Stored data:
_____
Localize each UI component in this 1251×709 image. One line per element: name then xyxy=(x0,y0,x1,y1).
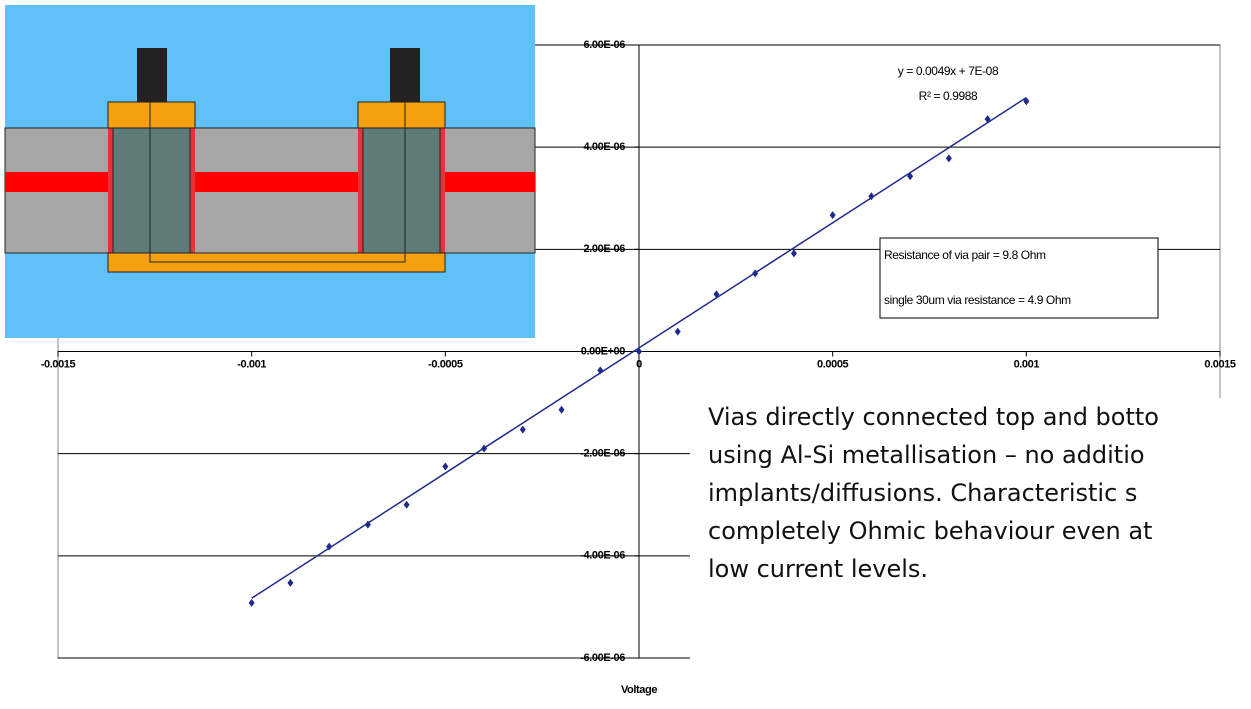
x-tick-label: 0.001 xyxy=(1014,358,1040,370)
x-tick-label: -0.0005 xyxy=(428,358,463,370)
data-point xyxy=(752,269,758,277)
page: -6.00E-06-4.00E-06-2.00E-060.00E+002.00E… xyxy=(0,0,1251,704)
x-axis-label: Voltage xyxy=(621,684,657,696)
r-squared: R² = 0.9988 xyxy=(919,89,978,103)
y-tick-label: 4.00E-06 xyxy=(584,141,626,153)
description-line: completely Ohmic behaviour even at xyxy=(690,512,1251,550)
data-point xyxy=(520,426,526,434)
equation: y = 0.0049x + 7E-08 xyxy=(898,64,999,78)
data-point xyxy=(442,462,448,470)
data-point xyxy=(404,501,410,509)
x-tick-label: 0.0005 xyxy=(817,358,849,370)
x-tick-label: -0.0015 xyxy=(41,358,76,370)
data-point xyxy=(946,154,952,162)
annotation-text: Resistance of via pair = 9.8 Ohm xyxy=(884,248,1046,262)
data-point xyxy=(830,211,836,219)
y-tick-label: -2.00E-06 xyxy=(580,448,625,460)
x-tick-label: 0.0015 xyxy=(1204,358,1236,370)
y-tick-label: -6.00E-06 xyxy=(580,652,625,664)
data-point xyxy=(791,249,797,257)
y-tick-label: 2.00E-06 xyxy=(584,243,626,255)
via-diagram xyxy=(0,0,540,342)
data-point xyxy=(287,579,293,587)
data-point xyxy=(559,406,565,414)
description-line: Vias directly connected top and botto xyxy=(690,398,1251,436)
description-line: low current levels. xyxy=(690,550,1251,588)
data-point xyxy=(481,445,487,453)
data-point xyxy=(249,599,255,607)
description-line: implants/diffusions. Characteristic s xyxy=(690,474,1251,512)
data-point xyxy=(597,366,603,374)
description-line: using Al-Si metallisation – no additio xyxy=(690,436,1251,474)
data-point xyxy=(675,328,681,336)
y-tick-label: -4.00E-06 xyxy=(580,550,625,562)
y-tick-label: 6.00E-06 xyxy=(584,39,626,51)
annotation-text: single 30um via resistance = 4.9 Ohm xyxy=(884,293,1071,307)
x-tick-label: -0.001 xyxy=(237,358,266,370)
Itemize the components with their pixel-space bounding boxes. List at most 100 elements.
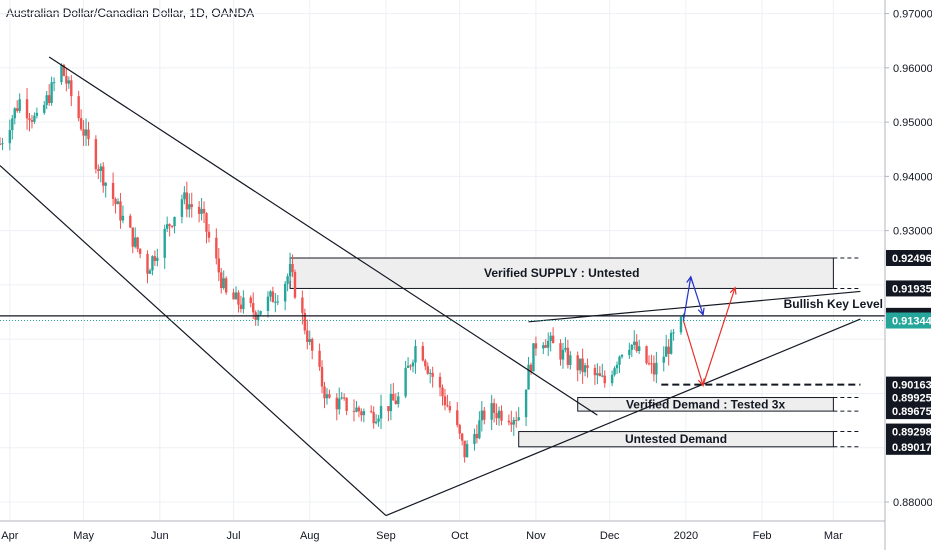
candle <box>156 248 159 267</box>
price-label-bg <box>886 312 931 329</box>
candle-body <box>424 360 427 367</box>
candle <box>217 247 220 282</box>
candle-body <box>148 270 152 274</box>
candle-body <box>492 403 496 414</box>
candle <box>340 392 343 400</box>
candle-body <box>662 356 665 363</box>
candle <box>138 248 142 259</box>
candle-body <box>441 387 444 397</box>
candle <box>478 411 481 440</box>
candle <box>202 201 206 224</box>
candle-body <box>473 433 476 445</box>
candle-body <box>446 405 449 407</box>
candle <box>0 137 2 146</box>
candle-body <box>224 278 228 293</box>
price-label-bg <box>886 376 931 393</box>
candle <box>65 67 68 92</box>
candle <box>163 224 166 269</box>
time-tick-label: Apr <box>1 530 18 542</box>
candle-body <box>136 237 139 249</box>
verified-demand-zone-label: Verified Demand : Tested 3x <box>626 397 785 411</box>
candle <box>593 364 597 385</box>
candle-body <box>190 204 193 208</box>
candle <box>301 290 304 325</box>
candle-body <box>30 120 34 122</box>
candle <box>345 397 348 416</box>
candle-body <box>490 403 493 420</box>
candle <box>446 394 449 408</box>
candle-body <box>188 204 191 210</box>
candle-body <box>328 394 331 398</box>
candle <box>274 293 277 313</box>
candle-body <box>667 346 670 354</box>
candle <box>542 342 545 355</box>
candle-body <box>392 393 395 401</box>
candle <box>87 121 90 146</box>
candle <box>534 336 538 356</box>
candle <box>655 351 658 384</box>
candle-body <box>116 201 120 205</box>
candle-body <box>62 64 66 76</box>
candle <box>266 291 270 318</box>
candle-body <box>426 366 429 374</box>
candle-body <box>340 397 343 399</box>
candle-body <box>271 291 275 303</box>
candle <box>205 212 208 244</box>
candle-body <box>119 201 122 221</box>
candle <box>342 393 346 401</box>
candle <box>148 268 152 274</box>
candle-body <box>180 199 184 217</box>
candle <box>510 410 513 433</box>
candle-body <box>239 304 243 309</box>
candle <box>232 288 235 300</box>
candle-body <box>215 237 218 259</box>
candle <box>338 387 341 415</box>
candle <box>288 252 292 281</box>
candle-body <box>431 372 434 377</box>
red-projection-path-arrowhead <box>729 286 737 295</box>
candle <box>165 216 169 233</box>
candle <box>379 394 383 429</box>
candle-body <box>335 397 338 410</box>
candle <box>517 407 520 422</box>
candle-body <box>266 296 270 311</box>
candle <box>116 198 120 205</box>
candle-body <box>404 367 407 397</box>
candle-body <box>274 301 277 303</box>
candle <box>185 181 189 218</box>
candle <box>566 339 570 369</box>
candle <box>411 359 415 373</box>
candle <box>426 362 429 375</box>
candle-body <box>111 182 115 199</box>
candle <box>94 135 98 174</box>
candle-body <box>84 129 88 136</box>
price-tick-label: 0.96000 <box>893 63 932 75</box>
candle <box>473 428 476 451</box>
candle-body <box>411 362 415 367</box>
candle <box>421 341 425 362</box>
candle-body <box>665 346 668 357</box>
candle-body <box>165 224 169 229</box>
candle-body <box>205 213 208 232</box>
candle <box>35 107 39 119</box>
candle <box>180 194 184 224</box>
candle <box>104 181 107 198</box>
candle-body <box>13 108 16 119</box>
candle-body <box>596 373 599 376</box>
candle <box>667 338 670 366</box>
candle-body <box>269 291 272 297</box>
candle <box>60 63 63 85</box>
price-tick-label: 0.88000 <box>893 497 932 509</box>
candle-body <box>0 143 2 145</box>
candle-body <box>593 367 597 376</box>
candle <box>547 332 550 357</box>
candle <box>52 77 56 92</box>
candle <box>283 281 287 311</box>
candle-body <box>456 410 459 426</box>
candle-body <box>495 413 498 419</box>
candle-body <box>99 166 102 171</box>
candle-body <box>18 99 21 111</box>
candle <box>532 343 535 372</box>
candle-body <box>77 96 80 119</box>
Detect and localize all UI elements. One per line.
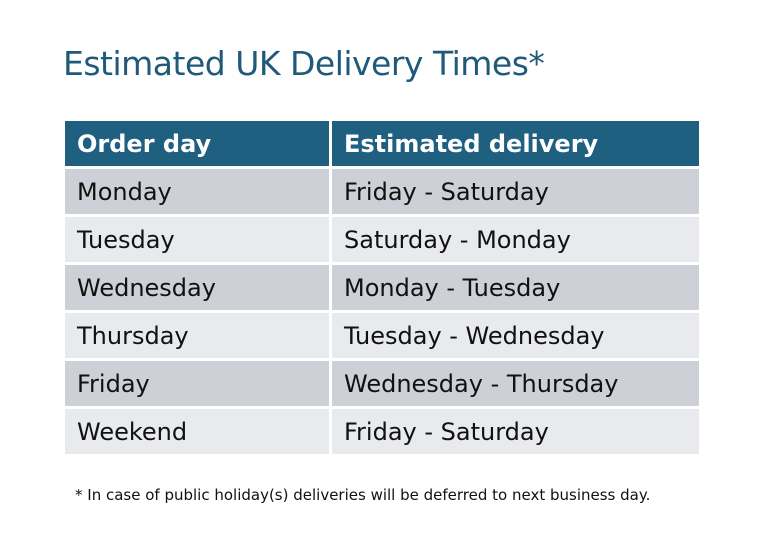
_____
Instruction: Edit the items above so that every "data-point" is replaced with "plot-marker" and all other text stays unchanged. Give back every item in full, but leave out the pictures.

Full response:
Localize each UI component in this 1251×709 image. One line per element: name then xyxy=(x0,y0,x1,y1).
x-tick-label: 0.001 xyxy=(1014,358,1040,370)
x-tick-label: -0.0005 xyxy=(428,358,463,370)
plot-marker xyxy=(752,269,758,277)
page: -6.00E-06-4.00E-06-2.00E-060.00E+002.00E… xyxy=(0,0,1251,704)
x-axis-label: Voltage xyxy=(621,684,657,696)
r-squared: R² = 0.9988 xyxy=(919,89,978,103)
y-tick-label: 4.00E-06 xyxy=(584,141,626,153)
description-line: completely Ohmic behaviour even at xyxy=(690,512,1251,550)
plot-marker xyxy=(520,426,526,434)
equation: y = 0.0049x + 7E-08 xyxy=(898,64,999,78)
plot-marker xyxy=(442,462,448,470)
plot-marker xyxy=(404,501,410,509)
x-tick-label: 0.0005 xyxy=(817,358,849,370)
x-tick-label: -0.0015 xyxy=(41,358,76,370)
plot-marker xyxy=(946,154,952,162)
annotation-text: Resistance of via pair = 9.8 Ohm xyxy=(884,248,1046,262)
plot-marker xyxy=(830,211,836,219)
y-tick-label: -2.00E-06 xyxy=(580,448,625,460)
x-tick-label: 0.0015 xyxy=(1204,358,1236,370)
y-tick-label: -6.00E-06 xyxy=(580,652,625,664)
plot-marker xyxy=(791,249,797,257)
y-tick-label: 2.00E-06 xyxy=(584,243,626,255)
via-diagram xyxy=(0,0,540,342)
plot-marker xyxy=(287,579,293,587)
plot-marker xyxy=(559,406,565,414)
description-line: Vias directly connected top and botto xyxy=(690,398,1251,436)
description-line: low current levels. xyxy=(690,550,1251,588)
plot-marker xyxy=(481,445,487,453)
plot-marker xyxy=(249,599,255,607)
description-line: implants/diffusions. Characteristic s xyxy=(690,474,1251,512)
plot-marker xyxy=(597,366,603,374)
description-line: using Al-Si metallisation – no additio xyxy=(690,436,1251,474)
plot-marker xyxy=(675,328,681,336)
y-tick-label: -4.00E-06 xyxy=(580,550,625,562)
y-tick-label: 6.00E-06 xyxy=(584,39,626,51)
annotation-text: single 30um via resistance = 4.9 Ohm xyxy=(884,293,1071,307)
x-tick-label: -0.001 xyxy=(237,358,266,370)
Itemize the components with their pixel-space bounding boxes. List at most 100 elements.
candle <box>156 248 159 267</box>
price-label-bg <box>886 312 931 329</box>
candle-body <box>424 360 427 367</box>
candle <box>217 247 220 282</box>
candle-body <box>148 270 152 274</box>
candle-body <box>492 403 496 414</box>
candle <box>340 392 343 400</box>
candle-body <box>662 356 665 363</box>
candle <box>138 248 142 259</box>
candle-body <box>441 387 444 397</box>
candle <box>478 411 481 440</box>
candle <box>202 201 206 224</box>
candle-body <box>473 433 476 445</box>
candle-body <box>446 405 449 407</box>
candle <box>0 137 2 146</box>
candle-body <box>224 278 228 293</box>
price-label-bg <box>886 376 931 393</box>
candle <box>65 67 68 92</box>
candle <box>163 224 166 269</box>
time-tick-label: Apr <box>1 530 18 542</box>
candle-body <box>136 237 139 249</box>
verified-demand-zone-label: Verified Demand : Tested 3x <box>626 397 785 411</box>
candle <box>593 364 597 385</box>
candle-body <box>190 204 193 208</box>
candle <box>301 290 304 325</box>
candle-body <box>30 120 34 122</box>
candle <box>345 397 348 416</box>
candle-body <box>490 403 493 420</box>
candle <box>446 394 449 408</box>
candle-body <box>188 204 191 210</box>
candle-body <box>328 394 331 398</box>
candle <box>274 293 277 313</box>
candle-body <box>667 346 670 354</box>
candle <box>542 342 545 355</box>
candle-body <box>392 393 395 401</box>
candle <box>87 121 90 146</box>
candle <box>534 336 538 356</box>
candle <box>655 351 658 384</box>
candle-body <box>116 201 120 205</box>
candle-body <box>62 64 66 76</box>
candle <box>266 291 270 318</box>
candle-body <box>426 366 429 374</box>
candle-body <box>340 397 343 399</box>
candle-body <box>271 291 275 303</box>
candle <box>205 212 208 244</box>
candle-body <box>119 201 122 221</box>
candle <box>342 393 346 401</box>
candle <box>148 268 152 274</box>
candle-body <box>180 199 184 217</box>
candle <box>510 410 513 433</box>
candle-body <box>239 304 243 309</box>
candle <box>232 288 235 300</box>
candle-body <box>215 237 218 259</box>
candle <box>338 387 341 415</box>
candle <box>288 252 292 281</box>
candle-body <box>431 372 434 377</box>
red-projection-path-arrowhead <box>729 286 737 295</box>
candle <box>165 216 169 233</box>
candle <box>379 394 383 429</box>
candle-body <box>335 397 338 410</box>
candle <box>517 407 520 422</box>
candle-body <box>266 296 270 311</box>
candle <box>116 198 120 205</box>
candle-body <box>404 367 407 397</box>
candle-body <box>274 301 277 303</box>
candle <box>185 181 189 218</box>
candle <box>566 339 570 369</box>
candle <box>411 359 415 373</box>
candle <box>426 362 429 375</box>
candle-body <box>111 182 115 199</box>
candle <box>94 135 98 174</box>
candle-body <box>84 129 88 136</box>
price-tick-label: 0.96000 <box>893 63 932 75</box>
candle <box>473 428 476 451</box>
candle-body <box>411 362 415 367</box>
candle <box>421 341 425 362</box>
candle-body <box>665 346 668 357</box>
candle-body <box>165 224 169 229</box>
candle-body <box>205 213 208 232</box>
candle <box>35 107 39 119</box>
candle <box>180 194 184 224</box>
candle <box>104 181 107 198</box>
candle-body <box>13 108 16 119</box>
candle-body <box>596 373 599 376</box>
candle <box>667 338 670 366</box>
candle-body <box>269 291 272 297</box>
candle <box>60 63 63 85</box>
price-tick-label: 0.88000 <box>893 497 932 509</box>
candle-body <box>0 143 2 145</box>
candle-body <box>593 367 597 376</box>
candle <box>547 332 550 357</box>
candle <box>52 77 56 92</box>
candle <box>283 281 287 311</box>
candle-body <box>456 410 459 426</box>
candle-body <box>495 413 498 419</box>
candle-body <box>99 166 102 171</box>
candle-body <box>18 99 21 111</box>
candle <box>532 343 535 372</box>
candle-body <box>77 96 80 119</box>
Detect and localize all UI elements. One per line.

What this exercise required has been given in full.